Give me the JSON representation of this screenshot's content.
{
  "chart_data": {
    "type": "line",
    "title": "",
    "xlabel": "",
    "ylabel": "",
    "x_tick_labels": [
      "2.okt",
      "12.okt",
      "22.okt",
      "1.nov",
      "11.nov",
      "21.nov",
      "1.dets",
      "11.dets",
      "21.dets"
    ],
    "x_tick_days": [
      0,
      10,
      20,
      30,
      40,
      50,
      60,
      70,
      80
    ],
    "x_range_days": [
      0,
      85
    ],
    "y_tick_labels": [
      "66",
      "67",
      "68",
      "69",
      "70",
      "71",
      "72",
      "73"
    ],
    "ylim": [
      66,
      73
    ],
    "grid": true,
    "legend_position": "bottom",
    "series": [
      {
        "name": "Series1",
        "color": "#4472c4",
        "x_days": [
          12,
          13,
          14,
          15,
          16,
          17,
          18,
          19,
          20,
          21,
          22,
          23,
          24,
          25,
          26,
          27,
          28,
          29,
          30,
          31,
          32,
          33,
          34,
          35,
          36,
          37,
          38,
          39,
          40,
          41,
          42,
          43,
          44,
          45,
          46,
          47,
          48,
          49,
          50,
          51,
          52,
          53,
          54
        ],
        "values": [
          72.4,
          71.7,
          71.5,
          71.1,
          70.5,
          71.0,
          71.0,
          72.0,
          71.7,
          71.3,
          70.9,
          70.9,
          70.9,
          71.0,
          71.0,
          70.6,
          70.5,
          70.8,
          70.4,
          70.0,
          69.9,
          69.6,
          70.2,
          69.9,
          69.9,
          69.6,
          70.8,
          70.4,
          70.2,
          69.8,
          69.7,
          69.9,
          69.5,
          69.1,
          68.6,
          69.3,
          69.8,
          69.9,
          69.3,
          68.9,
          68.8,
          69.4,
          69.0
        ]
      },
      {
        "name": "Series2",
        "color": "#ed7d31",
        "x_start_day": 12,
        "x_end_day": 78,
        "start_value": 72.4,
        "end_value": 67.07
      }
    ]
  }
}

- - - - -

■ Work to do:
Output the listing above exactly as it appears.

■ Solution to this problem:
Give me the JSON representation of this screenshot's content.
{
  "chart_data": {
    "type": "line",
    "title": "",
    "xlabel": "",
    "ylabel": "",
    "x_tick_labels": [
      "2.okt",
      "12.okt",
      "22.okt",
      "1.nov",
      "11.nov",
      "21.nov",
      "1.dets",
      "11.dets",
      "21.dets"
    ],
    "x_tick_days": [
      0,
      10,
      20,
      30,
      40,
      50,
      60,
      70,
      80
    ],
    "x_range_days": [
      0,
      85
    ],
    "y_tick_labels": [
      "66",
      "67",
      "68",
      "69",
      "70",
      "71",
      "72",
      "73"
    ],
    "ylim": [
      66,
      73
    ],
    "grid": true,
    "legend_position": "bottom",
    "series": [
      {
        "name": "Series1",
        "color": "#4472c4",
        "x_days": [
          12,
          13,
          14,
          15,
          16,
          17,
          18,
          19,
          20,
          21,
          22,
          23,
          24,
          25,
          26,
          27,
          28,
          29,
          30,
          31,
          32,
          33,
          34,
          35,
          36,
          37,
          38,
          39,
          40,
          41,
          42,
          43,
          44,
          45,
          46,
          47,
          48,
          49,
          50,
          51,
          52,
          53,
          54
        ],
        "values": [
          72.4,
          71.7,
          71.5,
          71.1,
          70.5,
          71.0,
          71.0,
          72.0,
          71.7,
          71.3,
          70.9,
          70.9,
          70.9,
          71.0,
          71.0,
          70.6,
          70.5,
          70.8,
          70.4,
          70.0,
          69.9,
          69.6,
          70.2,
          69.9,
          69.9,
          69.6,
          70.8,
          70.4,
          70.2,
          69.8,
          69.7,
          69.9,
          69.5,
          69.1,
          68.6,
          69.3,
          69.8,
          69.9,
          69.3,
          68.9,
          68.8,
          69.4,
          69.0
        ]
      },
      {
        "name": "Series2",
        "color": "#ed7d31",
        "x_start_day": 12,
        "x_end_day": 78,
        "start_value": 72.4,
        "end_value": 67.07
      }
    ]
  }
}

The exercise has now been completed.